— BEGIN RECORD EXCERPTS —
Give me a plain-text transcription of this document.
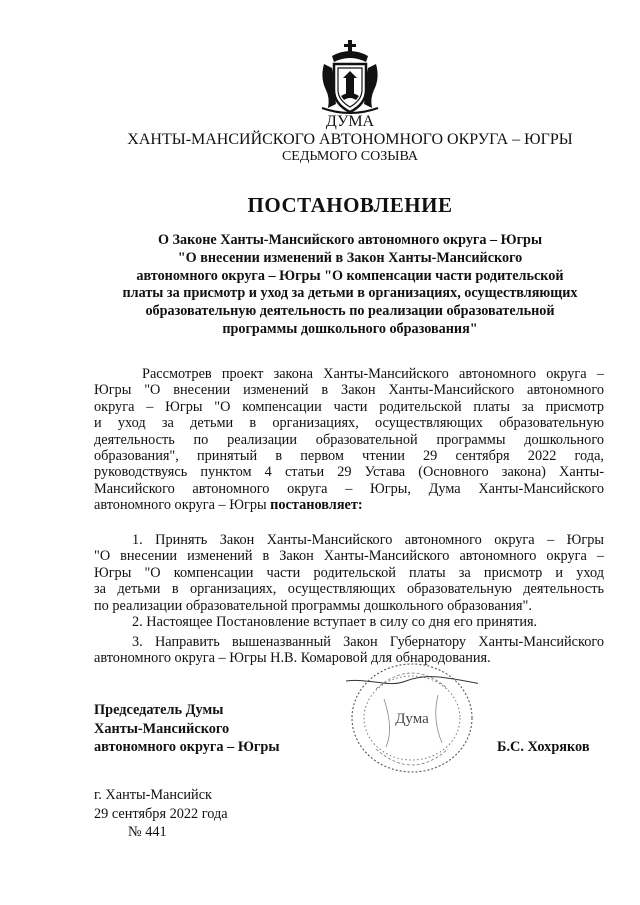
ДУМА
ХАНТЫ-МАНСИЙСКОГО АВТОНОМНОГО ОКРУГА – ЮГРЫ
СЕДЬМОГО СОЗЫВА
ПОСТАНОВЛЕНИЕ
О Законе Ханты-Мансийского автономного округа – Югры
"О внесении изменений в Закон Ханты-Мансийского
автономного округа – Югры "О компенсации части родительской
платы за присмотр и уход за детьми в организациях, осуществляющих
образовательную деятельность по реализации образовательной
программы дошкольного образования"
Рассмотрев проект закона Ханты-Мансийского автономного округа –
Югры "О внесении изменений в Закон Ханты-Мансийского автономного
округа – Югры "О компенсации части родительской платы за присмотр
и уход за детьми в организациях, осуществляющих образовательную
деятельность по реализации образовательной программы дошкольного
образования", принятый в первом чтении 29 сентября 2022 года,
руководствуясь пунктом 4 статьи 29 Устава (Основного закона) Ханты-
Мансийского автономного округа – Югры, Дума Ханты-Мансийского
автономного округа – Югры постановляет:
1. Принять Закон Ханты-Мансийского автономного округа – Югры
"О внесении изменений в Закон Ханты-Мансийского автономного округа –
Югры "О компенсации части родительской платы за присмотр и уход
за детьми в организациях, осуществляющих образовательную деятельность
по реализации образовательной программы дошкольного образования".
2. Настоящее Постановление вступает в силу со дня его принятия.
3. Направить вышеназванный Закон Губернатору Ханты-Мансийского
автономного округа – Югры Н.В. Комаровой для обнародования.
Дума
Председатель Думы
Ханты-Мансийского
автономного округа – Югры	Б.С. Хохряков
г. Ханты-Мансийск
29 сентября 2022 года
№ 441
— END RECORD EXCERPTS —
— BEGIN RECORD EXCERPTS —
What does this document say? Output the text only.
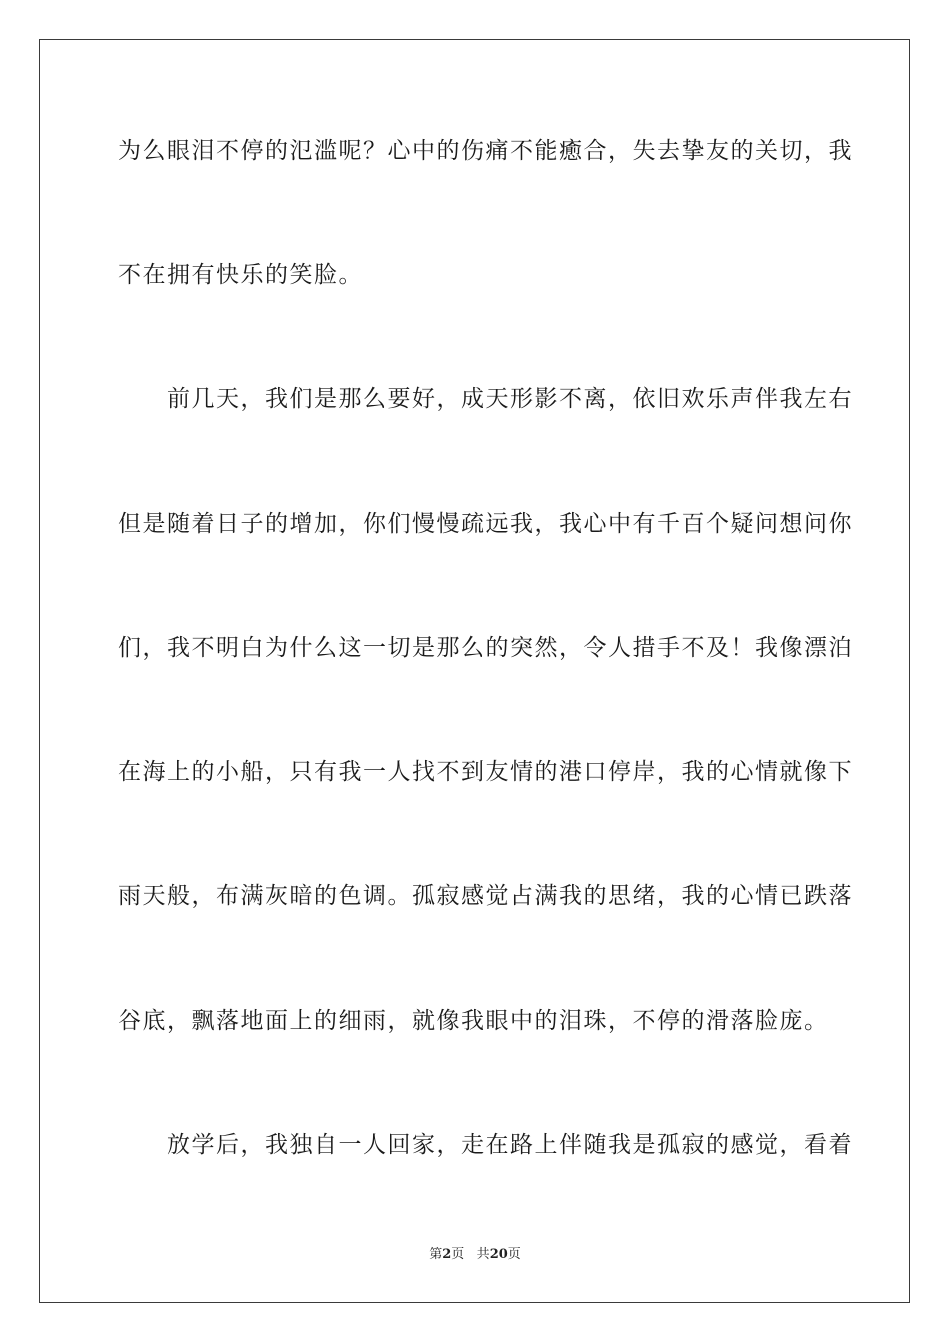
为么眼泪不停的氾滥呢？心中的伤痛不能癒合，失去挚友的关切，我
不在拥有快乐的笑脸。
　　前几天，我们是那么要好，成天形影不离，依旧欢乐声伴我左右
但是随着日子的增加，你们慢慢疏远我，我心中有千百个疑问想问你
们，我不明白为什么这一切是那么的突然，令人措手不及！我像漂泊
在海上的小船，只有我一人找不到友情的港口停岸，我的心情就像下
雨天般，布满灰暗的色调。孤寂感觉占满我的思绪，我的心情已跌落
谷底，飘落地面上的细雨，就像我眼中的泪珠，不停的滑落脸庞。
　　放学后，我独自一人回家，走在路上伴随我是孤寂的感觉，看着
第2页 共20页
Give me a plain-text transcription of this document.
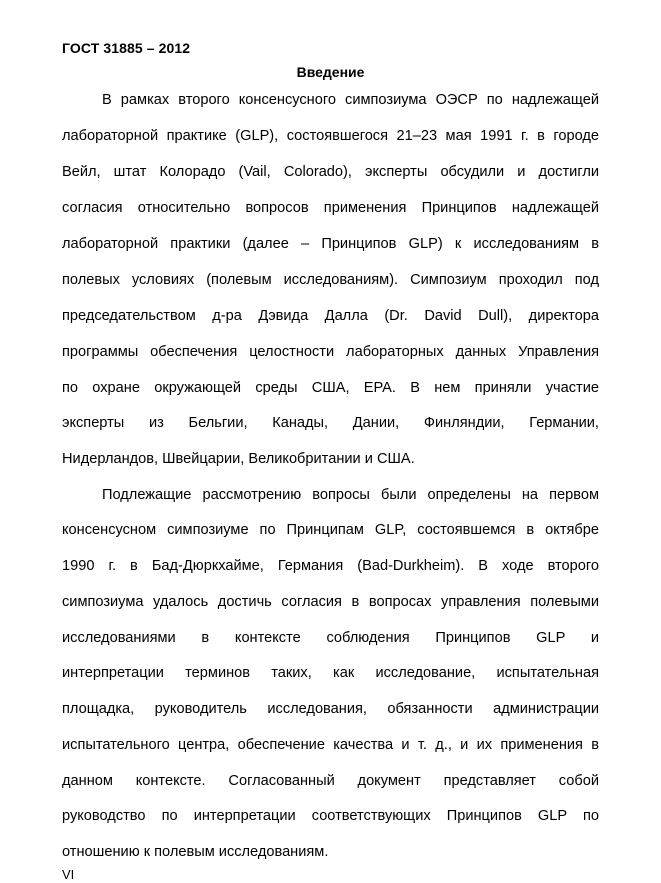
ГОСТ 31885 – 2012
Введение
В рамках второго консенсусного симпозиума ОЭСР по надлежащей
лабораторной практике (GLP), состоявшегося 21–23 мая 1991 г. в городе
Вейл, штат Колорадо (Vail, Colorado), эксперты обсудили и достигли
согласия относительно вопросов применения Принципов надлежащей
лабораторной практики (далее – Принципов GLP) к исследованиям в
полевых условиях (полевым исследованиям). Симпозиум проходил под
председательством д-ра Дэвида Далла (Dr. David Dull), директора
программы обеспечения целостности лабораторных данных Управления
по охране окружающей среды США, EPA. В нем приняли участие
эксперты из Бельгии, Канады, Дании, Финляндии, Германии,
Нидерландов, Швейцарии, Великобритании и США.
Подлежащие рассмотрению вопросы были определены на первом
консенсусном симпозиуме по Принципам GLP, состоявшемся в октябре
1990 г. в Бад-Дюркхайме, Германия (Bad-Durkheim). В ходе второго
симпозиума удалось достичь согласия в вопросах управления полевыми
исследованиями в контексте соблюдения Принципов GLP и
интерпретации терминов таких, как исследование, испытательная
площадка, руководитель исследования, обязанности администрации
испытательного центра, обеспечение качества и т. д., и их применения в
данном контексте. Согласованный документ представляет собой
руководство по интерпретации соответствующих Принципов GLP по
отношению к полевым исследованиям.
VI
— END RECORD EXCERPTS —
— BEGIN RECORD EXCERPTS —
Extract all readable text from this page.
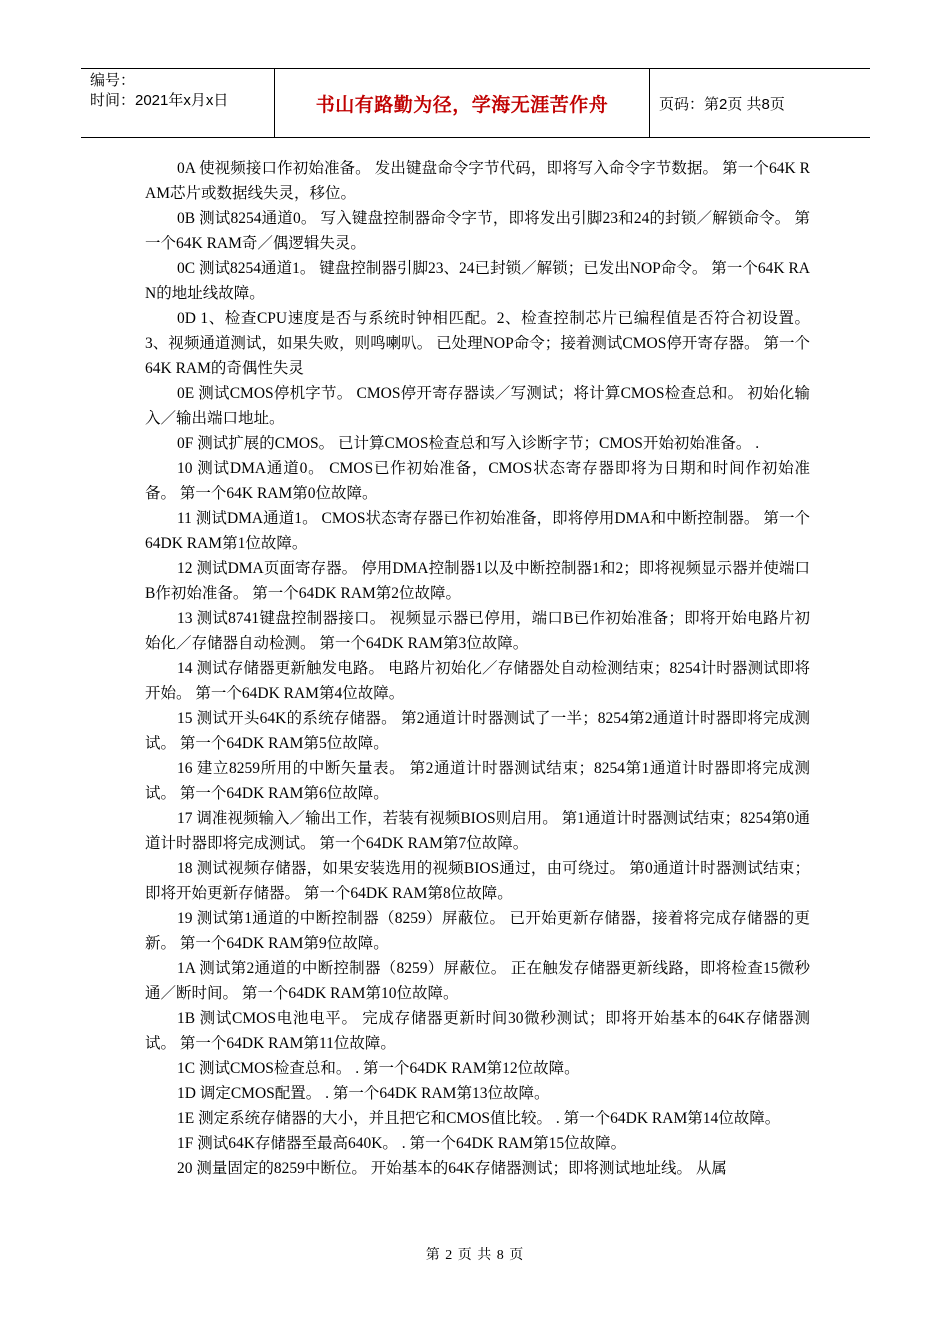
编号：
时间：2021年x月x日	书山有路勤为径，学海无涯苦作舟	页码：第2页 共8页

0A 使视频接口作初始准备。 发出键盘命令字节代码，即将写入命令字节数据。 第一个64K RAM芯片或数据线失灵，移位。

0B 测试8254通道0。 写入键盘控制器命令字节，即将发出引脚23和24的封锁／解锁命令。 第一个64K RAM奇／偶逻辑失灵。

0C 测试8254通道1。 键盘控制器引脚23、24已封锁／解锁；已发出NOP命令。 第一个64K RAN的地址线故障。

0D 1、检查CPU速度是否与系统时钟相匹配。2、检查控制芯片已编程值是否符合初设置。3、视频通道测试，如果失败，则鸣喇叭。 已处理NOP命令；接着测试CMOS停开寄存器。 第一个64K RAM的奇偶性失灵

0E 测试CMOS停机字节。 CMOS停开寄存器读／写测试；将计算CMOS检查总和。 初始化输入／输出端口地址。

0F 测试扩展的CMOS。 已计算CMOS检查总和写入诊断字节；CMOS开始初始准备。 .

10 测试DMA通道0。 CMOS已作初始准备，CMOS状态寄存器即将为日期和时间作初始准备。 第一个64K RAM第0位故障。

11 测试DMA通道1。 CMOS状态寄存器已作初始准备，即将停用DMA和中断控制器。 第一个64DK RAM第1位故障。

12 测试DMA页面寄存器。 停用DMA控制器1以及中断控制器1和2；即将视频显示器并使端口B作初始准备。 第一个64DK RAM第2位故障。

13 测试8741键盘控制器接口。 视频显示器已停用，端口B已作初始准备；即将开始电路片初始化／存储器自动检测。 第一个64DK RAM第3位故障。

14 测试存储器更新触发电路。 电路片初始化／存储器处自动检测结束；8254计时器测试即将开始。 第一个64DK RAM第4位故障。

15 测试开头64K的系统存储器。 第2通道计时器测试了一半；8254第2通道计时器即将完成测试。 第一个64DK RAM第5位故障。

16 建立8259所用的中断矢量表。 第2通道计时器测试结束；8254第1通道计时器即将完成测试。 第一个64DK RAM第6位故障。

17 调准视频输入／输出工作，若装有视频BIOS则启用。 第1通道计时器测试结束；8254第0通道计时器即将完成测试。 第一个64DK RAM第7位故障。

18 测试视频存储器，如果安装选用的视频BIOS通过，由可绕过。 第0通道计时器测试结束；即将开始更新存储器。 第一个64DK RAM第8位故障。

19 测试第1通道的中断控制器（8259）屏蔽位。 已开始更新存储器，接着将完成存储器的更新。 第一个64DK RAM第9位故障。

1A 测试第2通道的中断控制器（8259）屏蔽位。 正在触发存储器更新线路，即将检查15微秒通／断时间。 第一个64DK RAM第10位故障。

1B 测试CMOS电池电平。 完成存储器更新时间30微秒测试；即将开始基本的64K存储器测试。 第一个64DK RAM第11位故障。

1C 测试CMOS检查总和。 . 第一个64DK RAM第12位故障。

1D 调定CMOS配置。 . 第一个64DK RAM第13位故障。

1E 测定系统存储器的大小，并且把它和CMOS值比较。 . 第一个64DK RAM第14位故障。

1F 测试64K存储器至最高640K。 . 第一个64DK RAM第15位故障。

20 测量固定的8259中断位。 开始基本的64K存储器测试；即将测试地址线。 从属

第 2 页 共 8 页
— END RECORD EXCERPTS —
| WHAT YOU HAVE TO DO |
From the entries above, collect every line with the string "text" in it.

| RESULT FOR THIS TASK |
Give me a plain-text transcription of this document.
What does this document say? Output the text only.
Give me a plain-text transcription of this document.
Extract all readable text from this page.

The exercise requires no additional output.